[Lines of data]
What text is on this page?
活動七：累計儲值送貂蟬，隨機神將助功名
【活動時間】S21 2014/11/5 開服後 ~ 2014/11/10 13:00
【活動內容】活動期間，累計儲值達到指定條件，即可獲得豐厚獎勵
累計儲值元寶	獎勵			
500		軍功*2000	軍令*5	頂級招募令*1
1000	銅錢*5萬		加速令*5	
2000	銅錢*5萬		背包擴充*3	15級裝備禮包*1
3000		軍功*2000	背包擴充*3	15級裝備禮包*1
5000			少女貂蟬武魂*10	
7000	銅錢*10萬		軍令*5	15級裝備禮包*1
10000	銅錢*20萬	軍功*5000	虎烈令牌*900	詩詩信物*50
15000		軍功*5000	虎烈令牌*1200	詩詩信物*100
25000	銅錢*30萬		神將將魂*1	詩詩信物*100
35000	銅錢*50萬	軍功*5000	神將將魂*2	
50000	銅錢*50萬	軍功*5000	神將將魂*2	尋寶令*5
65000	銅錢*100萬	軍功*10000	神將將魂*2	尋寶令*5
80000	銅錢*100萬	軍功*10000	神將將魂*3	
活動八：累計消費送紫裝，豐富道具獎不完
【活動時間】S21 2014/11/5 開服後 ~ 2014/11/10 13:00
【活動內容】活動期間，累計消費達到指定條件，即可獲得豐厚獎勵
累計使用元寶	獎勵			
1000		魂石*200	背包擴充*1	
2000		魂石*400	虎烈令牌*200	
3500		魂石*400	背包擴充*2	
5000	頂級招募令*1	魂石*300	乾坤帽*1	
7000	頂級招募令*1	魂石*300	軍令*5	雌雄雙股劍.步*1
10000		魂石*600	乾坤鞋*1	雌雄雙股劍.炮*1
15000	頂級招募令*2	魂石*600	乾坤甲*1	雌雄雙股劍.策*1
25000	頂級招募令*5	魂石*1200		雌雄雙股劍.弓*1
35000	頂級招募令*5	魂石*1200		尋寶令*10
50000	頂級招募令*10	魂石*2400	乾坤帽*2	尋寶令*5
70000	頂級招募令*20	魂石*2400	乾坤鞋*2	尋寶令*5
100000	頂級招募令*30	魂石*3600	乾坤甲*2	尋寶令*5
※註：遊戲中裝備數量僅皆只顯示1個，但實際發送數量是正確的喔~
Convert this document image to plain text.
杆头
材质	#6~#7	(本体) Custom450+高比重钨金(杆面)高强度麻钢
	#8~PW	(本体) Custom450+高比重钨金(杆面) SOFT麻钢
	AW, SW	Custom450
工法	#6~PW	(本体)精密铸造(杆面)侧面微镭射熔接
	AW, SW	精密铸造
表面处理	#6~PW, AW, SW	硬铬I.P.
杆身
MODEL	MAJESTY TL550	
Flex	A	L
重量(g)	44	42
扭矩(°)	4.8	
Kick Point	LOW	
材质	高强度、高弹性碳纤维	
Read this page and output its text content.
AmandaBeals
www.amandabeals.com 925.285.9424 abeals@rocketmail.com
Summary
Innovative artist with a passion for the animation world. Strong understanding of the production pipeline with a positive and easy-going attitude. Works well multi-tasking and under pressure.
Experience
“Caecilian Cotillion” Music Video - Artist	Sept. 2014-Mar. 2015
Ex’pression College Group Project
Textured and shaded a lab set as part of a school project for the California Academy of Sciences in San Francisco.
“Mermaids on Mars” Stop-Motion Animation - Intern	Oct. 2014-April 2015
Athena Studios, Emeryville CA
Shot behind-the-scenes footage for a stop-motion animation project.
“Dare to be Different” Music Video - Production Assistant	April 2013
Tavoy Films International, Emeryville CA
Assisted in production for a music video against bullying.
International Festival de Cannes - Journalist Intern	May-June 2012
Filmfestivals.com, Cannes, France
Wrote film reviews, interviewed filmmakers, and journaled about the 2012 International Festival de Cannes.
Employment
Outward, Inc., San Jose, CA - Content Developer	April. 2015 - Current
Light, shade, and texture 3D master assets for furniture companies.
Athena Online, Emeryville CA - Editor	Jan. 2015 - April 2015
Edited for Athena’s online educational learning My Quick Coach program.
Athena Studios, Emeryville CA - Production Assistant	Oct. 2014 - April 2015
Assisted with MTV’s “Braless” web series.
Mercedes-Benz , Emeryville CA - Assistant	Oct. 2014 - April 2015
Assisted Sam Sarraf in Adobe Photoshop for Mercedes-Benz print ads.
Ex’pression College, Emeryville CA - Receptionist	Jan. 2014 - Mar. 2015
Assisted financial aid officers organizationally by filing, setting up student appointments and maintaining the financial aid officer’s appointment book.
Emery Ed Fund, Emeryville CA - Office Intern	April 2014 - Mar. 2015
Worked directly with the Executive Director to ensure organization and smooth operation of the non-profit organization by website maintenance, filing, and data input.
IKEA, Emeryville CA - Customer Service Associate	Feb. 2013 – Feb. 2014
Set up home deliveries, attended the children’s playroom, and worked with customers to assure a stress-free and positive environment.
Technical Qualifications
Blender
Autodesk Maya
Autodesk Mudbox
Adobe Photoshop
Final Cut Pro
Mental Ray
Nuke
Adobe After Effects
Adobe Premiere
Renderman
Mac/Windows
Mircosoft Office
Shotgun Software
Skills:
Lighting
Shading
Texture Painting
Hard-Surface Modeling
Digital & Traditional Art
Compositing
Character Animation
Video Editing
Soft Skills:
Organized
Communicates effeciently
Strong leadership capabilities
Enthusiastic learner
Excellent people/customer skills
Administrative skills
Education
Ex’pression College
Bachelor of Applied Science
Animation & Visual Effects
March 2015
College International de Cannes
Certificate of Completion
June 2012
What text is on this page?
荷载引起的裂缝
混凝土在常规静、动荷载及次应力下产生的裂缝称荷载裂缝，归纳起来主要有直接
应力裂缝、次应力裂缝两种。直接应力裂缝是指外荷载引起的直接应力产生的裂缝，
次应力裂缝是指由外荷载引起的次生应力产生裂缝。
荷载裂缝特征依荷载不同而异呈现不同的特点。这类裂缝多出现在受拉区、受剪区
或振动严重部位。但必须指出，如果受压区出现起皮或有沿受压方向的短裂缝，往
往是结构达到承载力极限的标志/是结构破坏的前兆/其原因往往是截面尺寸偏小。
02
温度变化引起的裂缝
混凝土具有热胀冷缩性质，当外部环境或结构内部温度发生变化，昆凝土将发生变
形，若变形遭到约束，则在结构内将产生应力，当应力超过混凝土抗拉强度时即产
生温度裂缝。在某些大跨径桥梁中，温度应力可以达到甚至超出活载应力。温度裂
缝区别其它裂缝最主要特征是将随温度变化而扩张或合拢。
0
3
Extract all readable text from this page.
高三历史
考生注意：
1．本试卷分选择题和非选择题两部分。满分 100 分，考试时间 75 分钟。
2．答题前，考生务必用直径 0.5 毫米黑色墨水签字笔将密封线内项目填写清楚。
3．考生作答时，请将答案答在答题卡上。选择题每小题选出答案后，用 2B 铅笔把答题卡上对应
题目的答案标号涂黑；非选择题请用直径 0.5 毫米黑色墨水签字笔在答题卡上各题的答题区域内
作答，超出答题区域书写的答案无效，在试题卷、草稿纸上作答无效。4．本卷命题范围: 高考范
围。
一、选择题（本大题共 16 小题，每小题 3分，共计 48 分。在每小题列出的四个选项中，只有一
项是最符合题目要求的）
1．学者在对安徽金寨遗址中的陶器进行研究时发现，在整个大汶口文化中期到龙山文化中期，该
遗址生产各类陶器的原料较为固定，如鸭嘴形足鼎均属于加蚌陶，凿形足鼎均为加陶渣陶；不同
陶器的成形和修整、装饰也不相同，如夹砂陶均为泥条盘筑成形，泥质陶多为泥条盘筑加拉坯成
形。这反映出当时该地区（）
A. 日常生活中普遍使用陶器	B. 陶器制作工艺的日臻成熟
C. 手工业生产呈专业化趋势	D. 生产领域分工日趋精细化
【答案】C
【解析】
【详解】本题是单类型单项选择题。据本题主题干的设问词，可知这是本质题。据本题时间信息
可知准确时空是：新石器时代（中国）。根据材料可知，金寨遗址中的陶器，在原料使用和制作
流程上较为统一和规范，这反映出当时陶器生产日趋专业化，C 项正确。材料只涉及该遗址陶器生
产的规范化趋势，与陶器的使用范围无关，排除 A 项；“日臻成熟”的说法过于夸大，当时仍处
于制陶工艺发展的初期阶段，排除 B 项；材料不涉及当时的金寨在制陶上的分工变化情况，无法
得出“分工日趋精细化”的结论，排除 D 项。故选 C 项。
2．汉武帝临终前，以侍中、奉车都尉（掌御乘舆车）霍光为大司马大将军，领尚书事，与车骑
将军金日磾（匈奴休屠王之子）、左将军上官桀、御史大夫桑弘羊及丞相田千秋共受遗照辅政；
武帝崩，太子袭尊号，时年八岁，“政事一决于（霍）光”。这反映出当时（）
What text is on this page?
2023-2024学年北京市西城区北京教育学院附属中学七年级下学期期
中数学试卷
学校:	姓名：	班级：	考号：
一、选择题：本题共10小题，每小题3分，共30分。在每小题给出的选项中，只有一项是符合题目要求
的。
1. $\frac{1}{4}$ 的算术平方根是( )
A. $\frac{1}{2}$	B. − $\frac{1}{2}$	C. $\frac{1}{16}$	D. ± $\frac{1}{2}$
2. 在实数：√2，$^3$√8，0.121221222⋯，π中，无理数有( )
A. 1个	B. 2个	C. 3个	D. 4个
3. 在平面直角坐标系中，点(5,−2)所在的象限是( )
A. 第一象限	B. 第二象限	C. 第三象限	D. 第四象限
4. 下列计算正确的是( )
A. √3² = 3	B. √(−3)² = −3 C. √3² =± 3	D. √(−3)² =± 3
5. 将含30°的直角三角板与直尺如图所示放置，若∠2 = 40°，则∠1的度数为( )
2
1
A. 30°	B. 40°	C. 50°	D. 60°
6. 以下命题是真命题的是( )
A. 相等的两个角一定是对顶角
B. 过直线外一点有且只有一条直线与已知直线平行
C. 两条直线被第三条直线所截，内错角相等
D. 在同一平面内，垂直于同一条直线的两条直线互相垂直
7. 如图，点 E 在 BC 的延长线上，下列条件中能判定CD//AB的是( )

- Exercise
Note each line of the entries that has "Cannes" in it, and copy those lines.

- Correct answer
International Festival de Cannes - Journalist Intern	May-June 2012
Filmfestivals.com, Cannes, France
Wrote film reviews, interviewed filmmakers, and journaled about the 2012 International Festival de Cannes.
College International de Cannes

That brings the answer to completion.